▸ Task instructions
Send back the listing, word for word.

* * * * * * * * *

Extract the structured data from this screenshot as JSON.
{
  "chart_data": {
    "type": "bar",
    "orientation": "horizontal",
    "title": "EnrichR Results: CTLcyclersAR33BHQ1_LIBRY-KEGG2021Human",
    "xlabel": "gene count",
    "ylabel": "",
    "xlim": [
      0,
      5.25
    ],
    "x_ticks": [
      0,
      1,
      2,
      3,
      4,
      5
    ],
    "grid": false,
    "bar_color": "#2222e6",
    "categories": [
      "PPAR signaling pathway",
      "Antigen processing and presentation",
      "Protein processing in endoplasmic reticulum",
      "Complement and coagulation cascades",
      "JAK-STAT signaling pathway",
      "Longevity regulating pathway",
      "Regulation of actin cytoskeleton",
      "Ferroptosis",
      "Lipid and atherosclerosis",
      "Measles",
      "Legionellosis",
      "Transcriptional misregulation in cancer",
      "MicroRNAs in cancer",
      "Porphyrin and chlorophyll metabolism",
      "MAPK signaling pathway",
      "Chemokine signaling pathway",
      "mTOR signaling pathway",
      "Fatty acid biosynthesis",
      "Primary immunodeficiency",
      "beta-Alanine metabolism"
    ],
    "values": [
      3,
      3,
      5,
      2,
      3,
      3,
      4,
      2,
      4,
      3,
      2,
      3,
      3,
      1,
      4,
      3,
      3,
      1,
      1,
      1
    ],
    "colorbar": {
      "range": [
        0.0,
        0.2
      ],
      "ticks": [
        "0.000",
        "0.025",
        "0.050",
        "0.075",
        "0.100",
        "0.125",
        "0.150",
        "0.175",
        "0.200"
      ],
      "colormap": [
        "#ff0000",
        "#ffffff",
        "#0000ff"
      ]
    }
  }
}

* * * * * * * * *

▸ Answer section
Extract the structured data from this screenshot as JSON.
{
  "chart_data": {
    "type": "bar",
    "orientation": "horizontal",
    "title": "EnrichR Results: CTLcyclersAR33BHQ1_LIBRY-KEGG2021Human",
    "xlabel": "gene count",
    "ylabel": "",
    "xlim": [
      0,
      5.25
    ],
    "x_ticks": [
      0,
      1,
      2,
      3,
      4,
      5
    ],
    "grid": false,
    "bar_color": "#2222e6",
    "categories": [
      "PPAR signaling pathway",
      "Antigen processing and presentation",
      "Protein processing in endoplasmic reticulum",
      "Complement and coagulation cascades",
      "JAK-STAT signaling pathway",
      "Longevity regulating pathway",
      "Regulation of actin cytoskeleton",
      "Ferroptosis",
      "Lipid and atherosclerosis",
      "Measles",
      "Legionellosis",
      "Transcriptional misregulation in cancer",
      "MicroRNAs in cancer",
      "Porphyrin and chlorophyll metabolism",
      "MAPK signaling pathway",
      "Chemokine signaling pathway",
      "mTOR signaling pathway",
      "Fatty acid biosynthesis",
      "Primary immunodeficiency",
      "beta-Alanine metabolism"
    ],
    "values": [
      3,
      3,
      5,
      2,
      3,
      3,
      4,
      2,
      4,
      3,
      2,
      3,
      3,
      1,
      4,
      3,
      3,
      1,
      1,
      1
    ],
    "colorbar": {
      "range": [
        0.0,
        0.2
      ],
      "ticks": [
        "0.000",
        "0.025",
        "0.050",
        "0.075",
        "0.100",
        "0.125",
        "0.150",
        "0.175",
        "0.200"
      ],
      "colormap": [
        "#ff0000",
        "#ffffff",
        "#0000ff"
      ]
    }
  }
}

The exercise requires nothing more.